Pull out all lines from the listing below in which the word "this" appears.

[Rows from a dataset]
----------------------------------------

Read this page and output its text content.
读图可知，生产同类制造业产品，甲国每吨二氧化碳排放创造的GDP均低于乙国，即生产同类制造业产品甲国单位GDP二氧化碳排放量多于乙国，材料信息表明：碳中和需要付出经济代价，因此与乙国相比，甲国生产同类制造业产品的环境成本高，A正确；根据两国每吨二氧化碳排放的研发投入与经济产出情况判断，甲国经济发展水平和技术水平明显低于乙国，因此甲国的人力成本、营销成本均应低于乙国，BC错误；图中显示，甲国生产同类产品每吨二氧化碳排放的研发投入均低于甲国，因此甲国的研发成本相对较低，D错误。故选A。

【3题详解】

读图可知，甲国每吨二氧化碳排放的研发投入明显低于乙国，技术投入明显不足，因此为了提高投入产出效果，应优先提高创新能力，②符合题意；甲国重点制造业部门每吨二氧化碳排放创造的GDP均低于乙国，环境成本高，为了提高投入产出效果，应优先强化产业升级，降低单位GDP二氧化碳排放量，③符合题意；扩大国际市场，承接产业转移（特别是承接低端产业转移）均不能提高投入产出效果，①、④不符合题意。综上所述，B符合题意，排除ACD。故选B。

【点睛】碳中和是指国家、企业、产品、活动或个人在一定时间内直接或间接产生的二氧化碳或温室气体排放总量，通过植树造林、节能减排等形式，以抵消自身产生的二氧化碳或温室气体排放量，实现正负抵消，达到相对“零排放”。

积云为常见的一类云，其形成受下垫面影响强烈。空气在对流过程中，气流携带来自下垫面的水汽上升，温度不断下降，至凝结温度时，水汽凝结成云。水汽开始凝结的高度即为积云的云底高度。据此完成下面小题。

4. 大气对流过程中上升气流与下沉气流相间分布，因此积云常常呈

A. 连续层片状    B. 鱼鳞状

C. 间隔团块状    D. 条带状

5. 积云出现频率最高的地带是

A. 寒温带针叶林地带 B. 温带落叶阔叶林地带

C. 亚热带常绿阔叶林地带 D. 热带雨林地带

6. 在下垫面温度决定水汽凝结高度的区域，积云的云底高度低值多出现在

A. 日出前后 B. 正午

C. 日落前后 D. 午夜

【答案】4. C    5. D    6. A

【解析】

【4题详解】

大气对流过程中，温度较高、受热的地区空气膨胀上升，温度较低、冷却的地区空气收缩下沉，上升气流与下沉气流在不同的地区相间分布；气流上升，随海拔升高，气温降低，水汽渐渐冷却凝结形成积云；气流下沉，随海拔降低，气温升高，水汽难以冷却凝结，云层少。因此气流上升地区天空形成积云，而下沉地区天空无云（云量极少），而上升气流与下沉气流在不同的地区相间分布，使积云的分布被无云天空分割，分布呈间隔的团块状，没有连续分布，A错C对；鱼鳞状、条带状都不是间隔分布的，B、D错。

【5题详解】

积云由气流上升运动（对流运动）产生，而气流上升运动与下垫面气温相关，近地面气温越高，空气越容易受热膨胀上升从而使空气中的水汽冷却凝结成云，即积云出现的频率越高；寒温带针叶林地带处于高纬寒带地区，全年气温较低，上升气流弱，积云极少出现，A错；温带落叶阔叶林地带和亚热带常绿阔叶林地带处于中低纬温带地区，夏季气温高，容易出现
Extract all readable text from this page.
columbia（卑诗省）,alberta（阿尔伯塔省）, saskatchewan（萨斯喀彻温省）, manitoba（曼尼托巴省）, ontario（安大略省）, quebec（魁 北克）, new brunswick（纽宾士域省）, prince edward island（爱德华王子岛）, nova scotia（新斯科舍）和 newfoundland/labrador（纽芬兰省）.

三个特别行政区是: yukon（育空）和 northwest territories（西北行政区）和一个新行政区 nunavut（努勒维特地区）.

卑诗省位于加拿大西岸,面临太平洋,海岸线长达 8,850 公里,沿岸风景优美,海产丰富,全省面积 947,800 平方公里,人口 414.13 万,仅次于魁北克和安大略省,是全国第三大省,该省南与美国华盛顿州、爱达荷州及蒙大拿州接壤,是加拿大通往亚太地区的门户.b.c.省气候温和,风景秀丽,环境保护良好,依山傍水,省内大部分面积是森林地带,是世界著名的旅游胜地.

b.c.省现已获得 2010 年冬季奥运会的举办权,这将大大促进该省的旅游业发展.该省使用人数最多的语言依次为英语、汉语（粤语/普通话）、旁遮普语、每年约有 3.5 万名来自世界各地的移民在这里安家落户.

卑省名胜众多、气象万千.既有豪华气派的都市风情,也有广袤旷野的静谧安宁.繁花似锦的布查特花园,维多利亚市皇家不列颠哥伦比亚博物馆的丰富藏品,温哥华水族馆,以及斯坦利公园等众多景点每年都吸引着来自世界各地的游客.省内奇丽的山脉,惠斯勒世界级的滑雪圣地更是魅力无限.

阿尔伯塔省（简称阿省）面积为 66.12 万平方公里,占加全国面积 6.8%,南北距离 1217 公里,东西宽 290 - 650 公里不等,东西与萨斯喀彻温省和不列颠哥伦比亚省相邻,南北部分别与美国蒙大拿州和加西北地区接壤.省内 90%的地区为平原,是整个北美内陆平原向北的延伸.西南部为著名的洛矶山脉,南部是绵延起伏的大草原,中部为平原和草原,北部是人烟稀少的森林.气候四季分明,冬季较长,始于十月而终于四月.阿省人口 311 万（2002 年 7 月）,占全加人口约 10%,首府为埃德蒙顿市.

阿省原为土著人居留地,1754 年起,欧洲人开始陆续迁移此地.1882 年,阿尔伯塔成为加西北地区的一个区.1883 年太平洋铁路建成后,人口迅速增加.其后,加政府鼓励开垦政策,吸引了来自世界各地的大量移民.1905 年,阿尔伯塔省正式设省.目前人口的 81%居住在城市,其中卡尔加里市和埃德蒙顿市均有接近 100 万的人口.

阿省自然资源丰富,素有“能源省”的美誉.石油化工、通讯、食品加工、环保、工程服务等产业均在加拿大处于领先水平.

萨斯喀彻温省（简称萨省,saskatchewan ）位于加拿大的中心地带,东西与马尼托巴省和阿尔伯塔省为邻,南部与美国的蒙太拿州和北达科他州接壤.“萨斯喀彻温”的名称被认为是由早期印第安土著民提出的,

----------------------------------------

Written answer —
Read this page and output its text content.
Extract all readable text from this page.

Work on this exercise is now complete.